▶ **Exercise**: Tally every line of the listing below that holds "this", then give the tally alone.

# start of Material to process

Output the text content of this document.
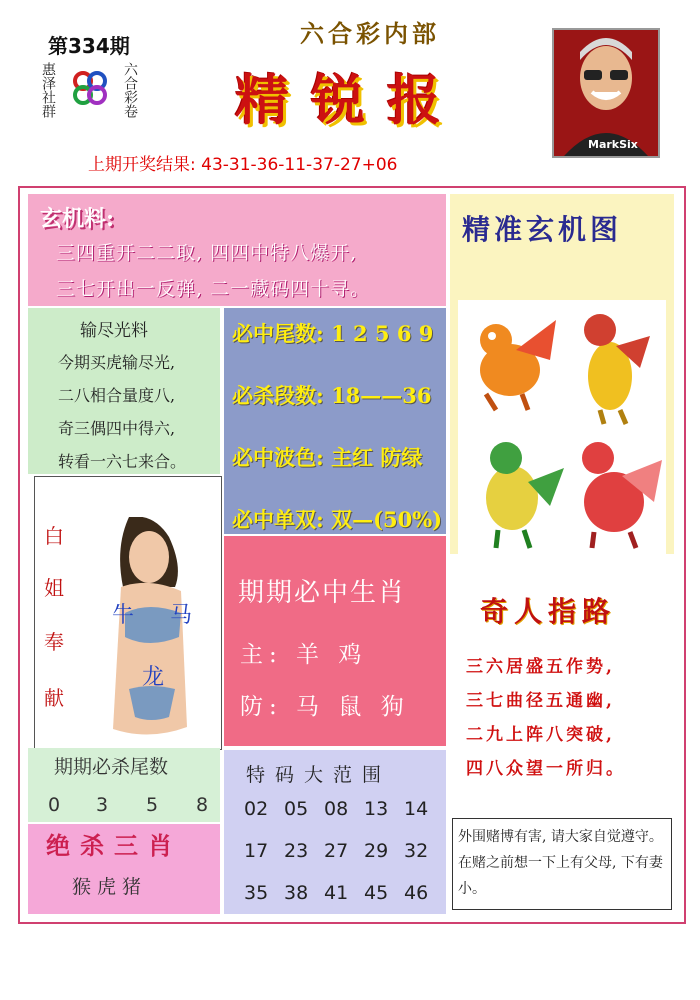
第334期
惠泽社群	六合彩卷
六合彩内部
精锐报
上期开奖结果: 43-31-36-11-37-27+06
MarkSix
玄机料:
三四重开二二取, 四四中特八爆开,
三七开出一反弹, 二一藏码四十寻。
精准玄机图
输尽光料
今期买虎输尽光,
二八相合量度八,
奇三偶四中得六,
转看一六七来合。
必中尾数: 1 2 5 6 9
必杀段数: 18——36
必中波色: 主红 防绿
必中单双: 双—(50%)
白
姐
奉
献
牛 马
龙
期期必中生肖
主: 羊 鸡
防: 马 鼠 狗
奇人指路
三六居盛五作势,
三七曲径五通幽,
二九上阵八突破,
四八众望一所归。
期期必杀尾数
0 3 5 8
绝杀三肖
猴虎猪
特码大范围
02 05 08 13 14
17 23 27 29 32
35 38 41 45 46
外围赌博有害, 请大家自觉遵守。在赌之前想一下上有父母, 下有妻小。
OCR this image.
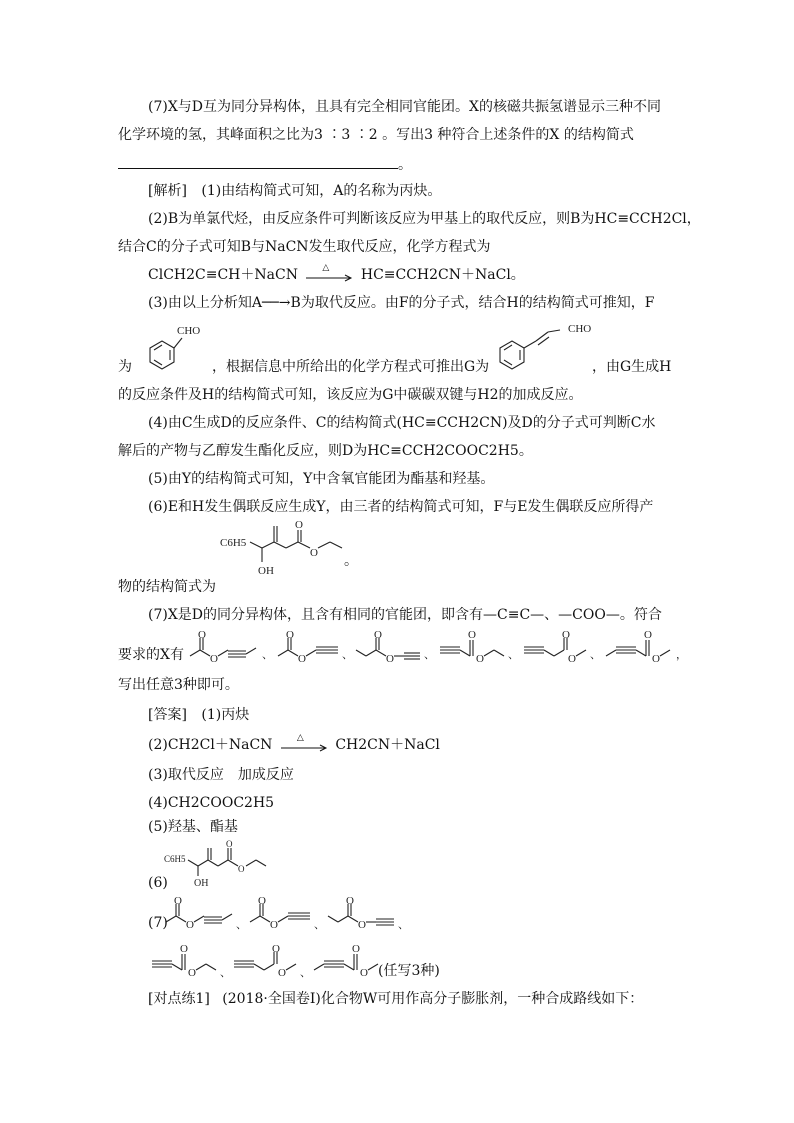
(7)X与D互为同分异构体，且具有完全相同官能团。X的核磁共振氢谱显示三种不同
化学环境的氢，其峰面积之比为3 ∶3 ∶2 。写出3 种符合上述条件的X 的结构简式
。
[解析] (1)由结构简式可知，A的名称为丙炔。
(2)B为单氯代烃，由反应条件可判断该反应为甲基上的取代反应，则B为HC≡CCH2Cl，
结合C的分子式可知B与NaCN发生取代反应，化学方程式为
ClCH2C≡CH＋NaCN	△ HC≡CCH2CN＋NaCl。
(3)由以上分析知A──→B为取代反应。由F的分子式，结合H的结构简式可推知，F
为
CHO
，根据信息中所给出的化学方程式可推出G为
CHO
，由G生成H
的反应条件及H的结构简式可知，该反应为G中碳碳双键与H2的加成反应。
(4)由C生成D的反应条件、C的结构简式(HC≡CCH2CN)及D的分子式可判断C水
解后的产物与乙醇发生酯化反应，则D为HC≡CCH2COOC2H5。
(5)由Y的结构简式可知，Y中含氧官能团为酯基和羟基。
(6)E和H发生偶联反应生成Y，由三者的结构简式可知，F与E发生偶联反应所得产
C6H5
O
O
OH
。
物的结构简式为
(7)X是D的同分异构体，且含有相同的官能团，即含有—C≡C—、—COO—。符合
要求的X有
O
O	、
O
O	、
O
O	、
O
O 、
O
O 、
O
O ，
写出任意3种即可。
[答案] (1)丙炔
(2)CH2Cl＋NaCN	△ CH2CN＋NaCl
(3)取代反应　加成反应
(4)CH2COOC2H5
(5)羟基、酯基
C6H5
O
O
OH
(6)
(7)
O
O	、
O
O	、
O
O	、
O
O 、
O
O 、
O
O (任写3种)
[对点练1] (2018·全国卷Ⅰ)化合物W可用作高分子膨胀剂，一种合成路线如下：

# end of Material to process

▶ **Correct output**: 2